## WHAT THE TASK REQUIRES:
Write out the whole listing again, exactly as given.

## DATA SHOWN:
○ ○ ○

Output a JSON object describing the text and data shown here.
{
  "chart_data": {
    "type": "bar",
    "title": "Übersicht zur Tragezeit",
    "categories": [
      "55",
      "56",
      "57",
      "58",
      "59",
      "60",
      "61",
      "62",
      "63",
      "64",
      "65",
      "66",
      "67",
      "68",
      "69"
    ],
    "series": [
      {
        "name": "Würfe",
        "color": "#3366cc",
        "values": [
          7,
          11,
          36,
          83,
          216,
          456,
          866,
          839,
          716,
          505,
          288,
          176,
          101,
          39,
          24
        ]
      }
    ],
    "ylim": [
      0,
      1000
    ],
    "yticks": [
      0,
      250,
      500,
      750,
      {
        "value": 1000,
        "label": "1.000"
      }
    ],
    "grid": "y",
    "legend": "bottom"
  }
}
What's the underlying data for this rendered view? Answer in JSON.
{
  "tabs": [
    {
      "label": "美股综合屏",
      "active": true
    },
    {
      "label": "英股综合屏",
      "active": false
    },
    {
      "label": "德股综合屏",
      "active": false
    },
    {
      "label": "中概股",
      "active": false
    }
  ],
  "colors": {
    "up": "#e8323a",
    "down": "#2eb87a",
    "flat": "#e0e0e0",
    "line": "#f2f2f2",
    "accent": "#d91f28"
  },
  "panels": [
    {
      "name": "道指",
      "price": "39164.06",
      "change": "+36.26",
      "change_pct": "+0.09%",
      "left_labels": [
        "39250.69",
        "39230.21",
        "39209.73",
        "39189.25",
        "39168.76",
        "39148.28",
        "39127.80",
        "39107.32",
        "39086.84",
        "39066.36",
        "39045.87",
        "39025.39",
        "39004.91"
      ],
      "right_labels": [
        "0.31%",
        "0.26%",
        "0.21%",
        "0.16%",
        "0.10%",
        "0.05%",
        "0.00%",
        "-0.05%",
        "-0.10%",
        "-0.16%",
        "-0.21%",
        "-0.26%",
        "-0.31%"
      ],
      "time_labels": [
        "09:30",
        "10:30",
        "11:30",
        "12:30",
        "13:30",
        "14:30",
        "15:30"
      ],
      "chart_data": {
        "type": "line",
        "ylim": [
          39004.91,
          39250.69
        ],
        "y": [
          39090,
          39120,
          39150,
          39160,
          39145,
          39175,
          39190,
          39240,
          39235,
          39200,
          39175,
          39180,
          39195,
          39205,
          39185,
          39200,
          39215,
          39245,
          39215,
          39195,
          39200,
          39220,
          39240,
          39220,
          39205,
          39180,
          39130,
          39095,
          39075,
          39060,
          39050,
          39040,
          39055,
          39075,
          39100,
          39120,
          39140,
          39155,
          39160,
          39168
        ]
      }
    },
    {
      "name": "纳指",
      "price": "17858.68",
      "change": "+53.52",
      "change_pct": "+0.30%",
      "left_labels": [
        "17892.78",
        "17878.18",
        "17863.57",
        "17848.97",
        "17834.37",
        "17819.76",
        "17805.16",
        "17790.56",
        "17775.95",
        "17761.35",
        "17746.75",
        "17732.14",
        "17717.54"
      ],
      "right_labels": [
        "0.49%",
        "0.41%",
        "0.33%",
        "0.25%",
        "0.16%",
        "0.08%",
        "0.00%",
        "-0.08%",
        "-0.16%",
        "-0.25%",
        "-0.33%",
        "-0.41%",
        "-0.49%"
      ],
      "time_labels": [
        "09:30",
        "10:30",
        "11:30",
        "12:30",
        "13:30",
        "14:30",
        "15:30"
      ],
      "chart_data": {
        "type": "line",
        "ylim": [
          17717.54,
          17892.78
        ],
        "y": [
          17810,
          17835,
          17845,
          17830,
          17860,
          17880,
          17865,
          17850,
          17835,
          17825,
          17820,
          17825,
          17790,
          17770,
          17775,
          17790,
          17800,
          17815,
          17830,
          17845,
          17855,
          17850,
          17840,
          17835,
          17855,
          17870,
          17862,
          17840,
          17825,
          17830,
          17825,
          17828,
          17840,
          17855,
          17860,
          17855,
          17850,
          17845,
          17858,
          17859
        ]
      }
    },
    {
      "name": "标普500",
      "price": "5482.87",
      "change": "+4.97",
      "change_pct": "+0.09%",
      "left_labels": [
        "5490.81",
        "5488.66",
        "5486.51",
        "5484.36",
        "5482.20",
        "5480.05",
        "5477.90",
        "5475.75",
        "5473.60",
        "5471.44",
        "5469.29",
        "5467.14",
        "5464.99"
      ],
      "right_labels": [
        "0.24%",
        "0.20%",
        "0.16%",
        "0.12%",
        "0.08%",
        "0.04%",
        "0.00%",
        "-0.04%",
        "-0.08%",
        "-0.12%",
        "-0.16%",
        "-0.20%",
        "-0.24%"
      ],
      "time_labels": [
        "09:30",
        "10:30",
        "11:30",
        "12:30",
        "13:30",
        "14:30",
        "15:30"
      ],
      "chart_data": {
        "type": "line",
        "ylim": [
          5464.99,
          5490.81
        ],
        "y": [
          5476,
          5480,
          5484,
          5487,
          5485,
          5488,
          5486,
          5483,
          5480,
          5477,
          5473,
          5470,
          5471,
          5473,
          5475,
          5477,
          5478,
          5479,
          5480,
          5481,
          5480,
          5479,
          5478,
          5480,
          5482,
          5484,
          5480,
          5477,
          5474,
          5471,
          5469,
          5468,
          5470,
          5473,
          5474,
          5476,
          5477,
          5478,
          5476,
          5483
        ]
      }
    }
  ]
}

○ ○ ○

## SOLUTION TO THIS PROBLEM:
Output a JSON object describing the text and data shown here.
{
  "chart_data": {
    "type": "bar",
    "title": "Übersicht zur Tragezeit",
    "categories": [
      "55",
      "56",
      "57",
      "58",
      "59",
      "60",
      "61",
      "62",
      "63",
      "64",
      "65",
      "66",
      "67",
      "68",
      "69"
    ],
    "series": [
      {
        "name": "Würfe",
        "color": "#3366cc",
        "values": [
          7,
          11,
          36,
          83,
          216,
          456,
          866,
          839,
          716,
          505,
          288,
          176,
          101,
          39,
          24
        ]
      }
    ],
    "ylim": [
      0,
      1000
    ],
    "yticks": [
      0,
      250,
      500,
      750,
      {
        "value": 1000,
        "label": "1.000"
      }
    ],
    "grid": "y",
    "legend": "bottom"
  }
}
What's the underlying data for this rendered view? Answer in JSON.
{
  "tabs": [
    {
      "label": "美股综合屏",
      "active": true
    },
    {
      "label": "英股综合屏",
      "active": false
    },
    {
      "label": "德股综合屏",
      "active": false
    },
    {
      "label": "中概股",
      "active": false
    }
  ],
  "colors": {
    "up": "#e8323a",
    "down": "#2eb87a",
    "flat": "#e0e0e0",
    "line": "#f2f2f2",
    "accent": "#d91f28"
  },
  "panels": [
    {
      "name": "道指",
      "price": "39164.06",
      "change": "+36.26",
      "change_pct": "+0.09%",
      "left_labels": [
        "39250.69",
        "39230.21",
        "39209.73",
        "39189.25",
        "39168.76",
        "39148.28",
        "39127.80",
        "39107.32",
        "39086.84",
        "39066.36",
        "39045.87",
        "39025.39",
        "39004.91"
      ],
      "right_labels": [
        "0.31%",
        "0.26%",
        "0.21%",
        "0.16%",
        "0.10%",
        "0.05%",
        "0.00%",
        "-0.05%",
        "-0.10%",
        "-0.16%",
        "-0.21%",
        "-0.26%",
        "-0.31%"
      ],
      "time_labels": [
        "09:30",
        "10:30",
        "11:30",
        "12:30",
        "13:30",
        "14:30",
        "15:30"
      ],
      "chart_data": {
        "type": "line",
        "ylim": [
          39004.91,
          39250.69
        ],
        "y": [
          39090,
          39120,
          39150,
          39160,
          39145,
          39175,
          39190,
          39240,
          39235,
          39200,
          39175,
          39180,
          39195,
          39205,
          39185,
          39200,
          39215,
          39245,
          39215,
          39195,
          39200,
          39220,
          39240,
          39220,
          39205,
          39180,
          39130,
          39095,
          39075,
          39060,
          39050,
          39040,
          39055,
          39075,
          39100,
          39120,
          39140,
          39155,
          39160,
          39168
        ]
      }
    },
    {
      "name": "纳指",
      "price": "17858.68",
      "change": "+53.52",
      "change_pct": "+0.30%",
      "left_labels": [
        "17892.78",
        "17878.18",
        "17863.57",
        "17848.97",
        "17834.37",
        "17819.76",
        "17805.16",
        "17790.56",
        "17775.95",
        "17761.35",
        "17746.75",
        "17732.14",
        "17717.54"
      ],
      "right_labels": [
        "0.49%",
        "0.41%",
        "0.33%",
        "0.25%",
        "0.16%",
        "0.08%",
        "0.00%",
        "-0.08%",
        "-0.16%",
        "-0.25%",
        "-0.33%",
        "-0.41%",
        "-0.49%"
      ],
      "time_labels": [
        "09:30",
        "10:30",
        "11:30",
        "12:30",
        "13:30",
        "14:30",
        "15:30"
      ],
      "chart_data": {
        "type": "line",
        "ylim": [
          17717.54,
          17892.78
        ],
        "y": [
          17810,
          17835,
          17845,
          17830,
          17860,
          17880,
          17865,
          17850,
          17835,
          17825,
          17820,
          17825,
          17790,
          17770,
          17775,
          17790,
          17800,
          17815,
          17830,
          17845,
          17855,
          17850,
          17840,
          17835,
          17855,
          17870,
          17862,
          17840,
          17825,
          17830,
          17825,
          17828,
          17840,
          17855,
          17860,
          17855,
          17850,
          17845,
          17858,
          17859
        ]
      }
    },
    {
      "name": "标普500",
      "price": "5482.87",
      "change": "+4.97",
      "change_pct": "+0.09%",
      "left_labels": [
        "5490.81",
        "5488.66",
        "5486.51",
        "5484.36",
        "5482.20",
        "5480.05",
        "5477.90",
        "5475.75",
        "5473.60",
        "5471.44",
        "5469.29",
        "5467.14",
        "5464.99"
      ],
      "right_labels": [
        "0.24%",
        "0.20%",
        "0.16%",
        "0.12%",
        "0.08%",
        "0.04%",
        "0.00%",
        "-0.04%",
        "-0.08%",
        "-0.12%",
        "-0.16%",
        "-0.20%",
        "-0.24%"
      ],
      "time_labels": [
        "09:30",
        "10:30",
        "11:30",
        "12:30",
        "13:30",
        "14:30",
        "15:30"
      ],
      "chart_data": {
        "type": "line",
        "ylim": [
          5464.99,
          5490.81
        ],
        "y": [
          5476,
          5480,
          5484,
          5487,
          5485,
          5488,
          5486,
          5483,
          5480,
          5477,
          5473,
          5470,
          5471,
          5473,
          5475,
          5477,
          5478,
          5479,
          5480,
          5481,
          5480,
          5479,
          5478,
          5480,
          5482,
          5484,
          5480,
          5477,
          5474,
          5471,
          5469,
          5468,
          5470,
          5473,
          5474,
          5476,
          5477,
          5478,
          5476,
          5483
        ]
      }
    }
  ]
}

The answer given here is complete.